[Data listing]
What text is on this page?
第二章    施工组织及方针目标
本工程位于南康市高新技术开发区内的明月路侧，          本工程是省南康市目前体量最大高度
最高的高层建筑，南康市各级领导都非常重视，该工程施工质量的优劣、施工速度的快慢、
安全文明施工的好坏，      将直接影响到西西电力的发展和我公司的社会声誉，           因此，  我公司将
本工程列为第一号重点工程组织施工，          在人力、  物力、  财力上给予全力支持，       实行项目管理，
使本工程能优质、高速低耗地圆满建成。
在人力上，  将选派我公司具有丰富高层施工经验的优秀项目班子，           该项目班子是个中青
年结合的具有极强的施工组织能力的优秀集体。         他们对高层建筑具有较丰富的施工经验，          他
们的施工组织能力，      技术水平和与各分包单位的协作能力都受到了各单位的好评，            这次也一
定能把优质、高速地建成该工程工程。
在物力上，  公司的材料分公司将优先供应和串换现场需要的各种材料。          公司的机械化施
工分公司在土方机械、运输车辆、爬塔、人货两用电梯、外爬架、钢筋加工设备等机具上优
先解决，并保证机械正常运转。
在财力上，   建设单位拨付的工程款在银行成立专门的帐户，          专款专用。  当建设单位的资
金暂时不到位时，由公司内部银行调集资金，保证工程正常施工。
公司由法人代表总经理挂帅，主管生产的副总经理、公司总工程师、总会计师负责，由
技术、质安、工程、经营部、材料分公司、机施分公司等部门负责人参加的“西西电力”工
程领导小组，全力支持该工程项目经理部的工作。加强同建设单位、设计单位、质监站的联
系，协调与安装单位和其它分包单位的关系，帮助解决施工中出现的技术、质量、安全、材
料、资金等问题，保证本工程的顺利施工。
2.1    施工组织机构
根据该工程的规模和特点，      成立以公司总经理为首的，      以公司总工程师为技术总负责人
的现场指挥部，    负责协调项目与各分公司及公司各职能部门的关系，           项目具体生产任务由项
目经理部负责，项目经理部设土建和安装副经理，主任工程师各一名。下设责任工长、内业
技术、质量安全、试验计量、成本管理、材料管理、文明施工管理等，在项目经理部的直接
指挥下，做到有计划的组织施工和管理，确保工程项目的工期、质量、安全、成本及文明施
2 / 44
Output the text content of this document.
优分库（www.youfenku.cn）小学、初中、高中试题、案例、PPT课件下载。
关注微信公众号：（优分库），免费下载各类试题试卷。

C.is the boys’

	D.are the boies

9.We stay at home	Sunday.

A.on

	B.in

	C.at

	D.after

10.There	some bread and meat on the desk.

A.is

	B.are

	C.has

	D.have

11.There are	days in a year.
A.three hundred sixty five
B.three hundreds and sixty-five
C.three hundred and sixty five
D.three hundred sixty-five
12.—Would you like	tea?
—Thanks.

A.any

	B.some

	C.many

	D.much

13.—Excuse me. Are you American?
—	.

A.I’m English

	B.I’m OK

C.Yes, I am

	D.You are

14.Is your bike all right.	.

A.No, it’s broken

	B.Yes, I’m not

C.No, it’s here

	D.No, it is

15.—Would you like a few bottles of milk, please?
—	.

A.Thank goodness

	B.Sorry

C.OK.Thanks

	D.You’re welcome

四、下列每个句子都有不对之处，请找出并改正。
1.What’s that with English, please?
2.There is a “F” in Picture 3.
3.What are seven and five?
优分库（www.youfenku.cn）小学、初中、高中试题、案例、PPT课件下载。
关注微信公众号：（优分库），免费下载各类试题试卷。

* Goal
Leave out every line before the one containing "Output the text content of this document."; set down that line and all remaining lines of the material exactly.

* Result of this exercise
Output the text content of this document.
优分库（www.youfenku.cn）小学、初中、高中试题、案例、PPT课件下载。
关注微信公众号：（优分库），免费下载各类试题试卷。

C.is the boys’

	D.are the boies

9.We stay at home	Sunday.

A.on

	B.in

	C.at

	D.after

10.There	some bread and meat on the desk.

A.is

	B.are

	C.has

	D.have

11.There are	days in a year.
A.three hundred sixty five
B.three hundreds and sixty-five
C.three hundred and sixty five
D.three hundred sixty-five
12.—Would you like	tea?
—Thanks.

A.any

	B.some

	C.many

	D.much

13.—Excuse me. Are you American?
—	.

A.I’m English

	B.I’m OK

C.Yes, I am

	D.You are

14.Is your bike all right.	.

A.No, it’s broken

	B.Yes, I’m not

C.No, it’s here

	D.No, it is

15.—Would you like a few bottles of milk, please?
—	.

A.Thank goodness

	B.Sorry

C.OK.Thanks

	D.You’re welcome

四、下列每个句子都有不对之处，请找出并改正。
1.What’s that with English, please?
2.There is a “F” in Picture 3.
3.What are seven and five?
优分库（www.youfenku.cn）小学、初中、高中试题、案例、PPT课件下载。
关注微信公众号：（优分库），免费下载各类试题试卷。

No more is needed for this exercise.